— Entries taken from a collection —
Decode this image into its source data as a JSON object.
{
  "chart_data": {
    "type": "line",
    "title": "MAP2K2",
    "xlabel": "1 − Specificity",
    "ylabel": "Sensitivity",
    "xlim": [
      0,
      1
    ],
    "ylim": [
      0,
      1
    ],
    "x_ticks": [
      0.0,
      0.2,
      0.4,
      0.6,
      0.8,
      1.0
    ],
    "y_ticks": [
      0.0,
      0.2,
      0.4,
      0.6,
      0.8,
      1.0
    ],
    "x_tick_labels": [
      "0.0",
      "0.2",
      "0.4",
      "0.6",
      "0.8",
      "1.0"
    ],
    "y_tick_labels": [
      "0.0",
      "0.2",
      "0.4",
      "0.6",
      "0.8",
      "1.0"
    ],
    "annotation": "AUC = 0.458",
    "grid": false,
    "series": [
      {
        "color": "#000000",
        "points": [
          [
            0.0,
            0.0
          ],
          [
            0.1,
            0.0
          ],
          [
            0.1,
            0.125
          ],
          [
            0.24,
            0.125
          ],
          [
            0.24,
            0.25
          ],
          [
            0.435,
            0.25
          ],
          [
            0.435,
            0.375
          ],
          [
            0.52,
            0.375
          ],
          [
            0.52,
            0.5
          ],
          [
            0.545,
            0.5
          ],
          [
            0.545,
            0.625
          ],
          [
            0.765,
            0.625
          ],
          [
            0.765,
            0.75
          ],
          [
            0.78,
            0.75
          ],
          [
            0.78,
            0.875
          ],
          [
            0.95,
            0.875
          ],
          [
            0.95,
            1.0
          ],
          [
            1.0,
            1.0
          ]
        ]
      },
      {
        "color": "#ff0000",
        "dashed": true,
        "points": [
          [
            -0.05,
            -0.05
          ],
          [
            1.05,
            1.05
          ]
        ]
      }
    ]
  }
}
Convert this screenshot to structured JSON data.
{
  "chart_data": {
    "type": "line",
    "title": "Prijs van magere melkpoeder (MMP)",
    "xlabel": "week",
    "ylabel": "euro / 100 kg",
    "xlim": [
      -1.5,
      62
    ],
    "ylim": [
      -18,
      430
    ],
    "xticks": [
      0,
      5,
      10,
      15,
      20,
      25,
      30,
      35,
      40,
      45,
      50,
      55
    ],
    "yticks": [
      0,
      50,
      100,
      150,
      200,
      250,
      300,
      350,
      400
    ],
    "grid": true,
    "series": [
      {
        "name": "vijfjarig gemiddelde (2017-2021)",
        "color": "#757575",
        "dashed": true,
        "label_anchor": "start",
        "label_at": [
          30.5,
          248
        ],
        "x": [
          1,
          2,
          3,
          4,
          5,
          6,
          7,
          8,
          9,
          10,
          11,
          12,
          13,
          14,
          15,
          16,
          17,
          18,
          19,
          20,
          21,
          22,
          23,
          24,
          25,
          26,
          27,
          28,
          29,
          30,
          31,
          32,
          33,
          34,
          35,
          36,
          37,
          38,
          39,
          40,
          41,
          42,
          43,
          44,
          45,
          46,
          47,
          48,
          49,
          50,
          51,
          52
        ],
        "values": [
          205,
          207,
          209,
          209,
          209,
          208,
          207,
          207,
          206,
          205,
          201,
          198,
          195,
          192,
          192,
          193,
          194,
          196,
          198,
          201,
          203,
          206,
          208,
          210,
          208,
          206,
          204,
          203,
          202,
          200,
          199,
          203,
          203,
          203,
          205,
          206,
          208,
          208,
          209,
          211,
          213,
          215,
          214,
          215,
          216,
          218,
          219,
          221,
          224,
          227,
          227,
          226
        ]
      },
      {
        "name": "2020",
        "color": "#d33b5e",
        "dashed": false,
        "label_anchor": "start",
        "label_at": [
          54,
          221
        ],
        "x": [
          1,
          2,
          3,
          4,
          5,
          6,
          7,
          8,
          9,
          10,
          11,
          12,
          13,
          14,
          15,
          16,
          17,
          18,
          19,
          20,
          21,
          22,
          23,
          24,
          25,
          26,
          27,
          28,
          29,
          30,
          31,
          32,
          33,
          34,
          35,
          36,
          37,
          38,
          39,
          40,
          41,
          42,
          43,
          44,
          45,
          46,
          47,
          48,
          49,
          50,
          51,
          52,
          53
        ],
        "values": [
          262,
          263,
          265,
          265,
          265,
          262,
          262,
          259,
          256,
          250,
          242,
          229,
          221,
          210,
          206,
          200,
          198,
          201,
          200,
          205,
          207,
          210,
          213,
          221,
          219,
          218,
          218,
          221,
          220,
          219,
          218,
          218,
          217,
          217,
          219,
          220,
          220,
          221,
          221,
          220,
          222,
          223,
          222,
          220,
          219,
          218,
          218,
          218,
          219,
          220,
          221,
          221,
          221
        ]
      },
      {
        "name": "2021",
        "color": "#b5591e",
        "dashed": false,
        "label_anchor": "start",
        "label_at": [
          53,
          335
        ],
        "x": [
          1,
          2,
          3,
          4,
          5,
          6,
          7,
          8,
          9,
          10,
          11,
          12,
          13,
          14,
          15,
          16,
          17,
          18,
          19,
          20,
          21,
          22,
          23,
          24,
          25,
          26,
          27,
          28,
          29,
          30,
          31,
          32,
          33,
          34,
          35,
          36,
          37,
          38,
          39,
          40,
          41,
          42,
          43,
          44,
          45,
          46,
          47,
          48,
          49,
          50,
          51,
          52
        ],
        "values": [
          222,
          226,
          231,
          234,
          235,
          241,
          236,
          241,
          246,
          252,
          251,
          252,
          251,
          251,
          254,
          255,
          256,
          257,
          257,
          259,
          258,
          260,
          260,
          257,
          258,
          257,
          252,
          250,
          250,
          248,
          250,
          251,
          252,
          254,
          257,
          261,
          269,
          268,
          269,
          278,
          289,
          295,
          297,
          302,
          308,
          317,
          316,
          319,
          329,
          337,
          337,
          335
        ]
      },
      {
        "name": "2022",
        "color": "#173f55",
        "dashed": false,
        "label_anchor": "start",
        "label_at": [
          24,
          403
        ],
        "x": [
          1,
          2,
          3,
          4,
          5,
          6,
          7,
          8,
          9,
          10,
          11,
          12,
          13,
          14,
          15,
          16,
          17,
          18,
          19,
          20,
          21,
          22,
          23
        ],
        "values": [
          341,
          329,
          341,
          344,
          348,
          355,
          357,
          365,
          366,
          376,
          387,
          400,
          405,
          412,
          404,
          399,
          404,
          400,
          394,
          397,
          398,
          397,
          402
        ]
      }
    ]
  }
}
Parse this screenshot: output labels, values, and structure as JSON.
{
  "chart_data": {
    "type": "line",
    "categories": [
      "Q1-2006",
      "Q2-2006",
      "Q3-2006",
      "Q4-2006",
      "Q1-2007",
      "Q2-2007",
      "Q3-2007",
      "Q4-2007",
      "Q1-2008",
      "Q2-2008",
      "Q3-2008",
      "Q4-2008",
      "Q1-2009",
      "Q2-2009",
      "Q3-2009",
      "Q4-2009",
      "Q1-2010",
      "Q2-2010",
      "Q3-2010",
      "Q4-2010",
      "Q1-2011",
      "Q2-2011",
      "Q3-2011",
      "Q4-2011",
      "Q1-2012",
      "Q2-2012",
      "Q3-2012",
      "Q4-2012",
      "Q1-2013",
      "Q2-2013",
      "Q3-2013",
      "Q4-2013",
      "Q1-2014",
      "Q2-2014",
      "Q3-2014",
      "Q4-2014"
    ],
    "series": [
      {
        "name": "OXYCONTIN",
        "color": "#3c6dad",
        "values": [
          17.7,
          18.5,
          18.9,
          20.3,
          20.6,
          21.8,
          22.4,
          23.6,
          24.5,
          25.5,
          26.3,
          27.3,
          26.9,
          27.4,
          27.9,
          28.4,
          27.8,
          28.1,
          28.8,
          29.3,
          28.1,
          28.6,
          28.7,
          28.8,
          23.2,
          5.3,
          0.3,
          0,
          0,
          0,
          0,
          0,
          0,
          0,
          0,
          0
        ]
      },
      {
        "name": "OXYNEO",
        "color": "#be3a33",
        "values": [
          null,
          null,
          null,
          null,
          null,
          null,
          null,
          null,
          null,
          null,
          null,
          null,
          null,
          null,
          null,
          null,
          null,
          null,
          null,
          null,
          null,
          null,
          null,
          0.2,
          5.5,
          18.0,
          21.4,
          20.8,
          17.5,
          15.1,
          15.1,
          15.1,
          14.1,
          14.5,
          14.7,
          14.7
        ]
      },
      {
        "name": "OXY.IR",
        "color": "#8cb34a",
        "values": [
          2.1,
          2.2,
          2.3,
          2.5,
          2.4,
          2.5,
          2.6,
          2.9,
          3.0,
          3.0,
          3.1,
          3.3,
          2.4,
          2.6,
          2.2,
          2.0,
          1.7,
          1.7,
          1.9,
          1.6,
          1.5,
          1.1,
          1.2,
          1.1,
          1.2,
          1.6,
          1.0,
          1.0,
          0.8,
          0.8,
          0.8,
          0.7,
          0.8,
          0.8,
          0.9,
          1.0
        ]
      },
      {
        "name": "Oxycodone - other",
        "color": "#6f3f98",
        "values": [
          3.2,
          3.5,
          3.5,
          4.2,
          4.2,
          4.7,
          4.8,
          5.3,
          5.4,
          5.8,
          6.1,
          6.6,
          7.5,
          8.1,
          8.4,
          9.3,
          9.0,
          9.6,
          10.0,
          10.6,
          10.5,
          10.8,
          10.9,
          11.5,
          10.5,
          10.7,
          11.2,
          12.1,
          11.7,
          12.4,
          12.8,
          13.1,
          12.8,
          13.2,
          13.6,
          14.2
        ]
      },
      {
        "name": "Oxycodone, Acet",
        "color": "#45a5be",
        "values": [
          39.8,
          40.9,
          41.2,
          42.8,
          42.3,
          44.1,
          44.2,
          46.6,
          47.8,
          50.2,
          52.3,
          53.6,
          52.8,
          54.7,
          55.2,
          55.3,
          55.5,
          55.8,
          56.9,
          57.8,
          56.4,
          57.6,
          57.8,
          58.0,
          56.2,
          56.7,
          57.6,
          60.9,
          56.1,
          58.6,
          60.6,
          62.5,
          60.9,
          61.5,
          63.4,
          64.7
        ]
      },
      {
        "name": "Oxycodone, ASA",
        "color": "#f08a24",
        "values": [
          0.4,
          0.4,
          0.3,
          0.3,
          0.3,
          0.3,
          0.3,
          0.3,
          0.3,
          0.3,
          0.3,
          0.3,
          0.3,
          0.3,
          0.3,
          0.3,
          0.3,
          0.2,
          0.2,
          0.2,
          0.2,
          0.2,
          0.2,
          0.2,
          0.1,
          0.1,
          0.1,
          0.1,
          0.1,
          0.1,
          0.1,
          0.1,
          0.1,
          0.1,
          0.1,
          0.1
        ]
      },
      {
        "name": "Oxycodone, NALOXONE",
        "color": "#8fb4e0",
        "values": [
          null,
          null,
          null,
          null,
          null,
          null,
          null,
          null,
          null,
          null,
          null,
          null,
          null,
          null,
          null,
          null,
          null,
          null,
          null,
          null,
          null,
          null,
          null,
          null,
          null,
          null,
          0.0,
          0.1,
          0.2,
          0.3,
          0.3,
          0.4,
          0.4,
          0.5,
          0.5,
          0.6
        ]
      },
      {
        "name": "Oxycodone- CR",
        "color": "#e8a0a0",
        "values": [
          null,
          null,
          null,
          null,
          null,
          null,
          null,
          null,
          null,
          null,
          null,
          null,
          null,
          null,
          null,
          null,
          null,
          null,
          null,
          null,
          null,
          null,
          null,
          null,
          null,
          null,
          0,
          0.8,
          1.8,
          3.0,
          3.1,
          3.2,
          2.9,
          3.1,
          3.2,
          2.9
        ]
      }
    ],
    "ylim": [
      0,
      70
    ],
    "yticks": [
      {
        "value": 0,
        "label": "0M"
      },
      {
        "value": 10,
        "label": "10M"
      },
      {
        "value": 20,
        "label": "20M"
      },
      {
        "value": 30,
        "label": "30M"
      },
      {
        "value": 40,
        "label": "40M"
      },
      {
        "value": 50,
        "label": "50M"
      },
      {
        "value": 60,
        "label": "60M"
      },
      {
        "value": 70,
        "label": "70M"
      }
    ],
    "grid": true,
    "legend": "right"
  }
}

— Directions for this task —
Answer with a single number: the count of lines holding the word "screenshot".

— Result of the exercise —
2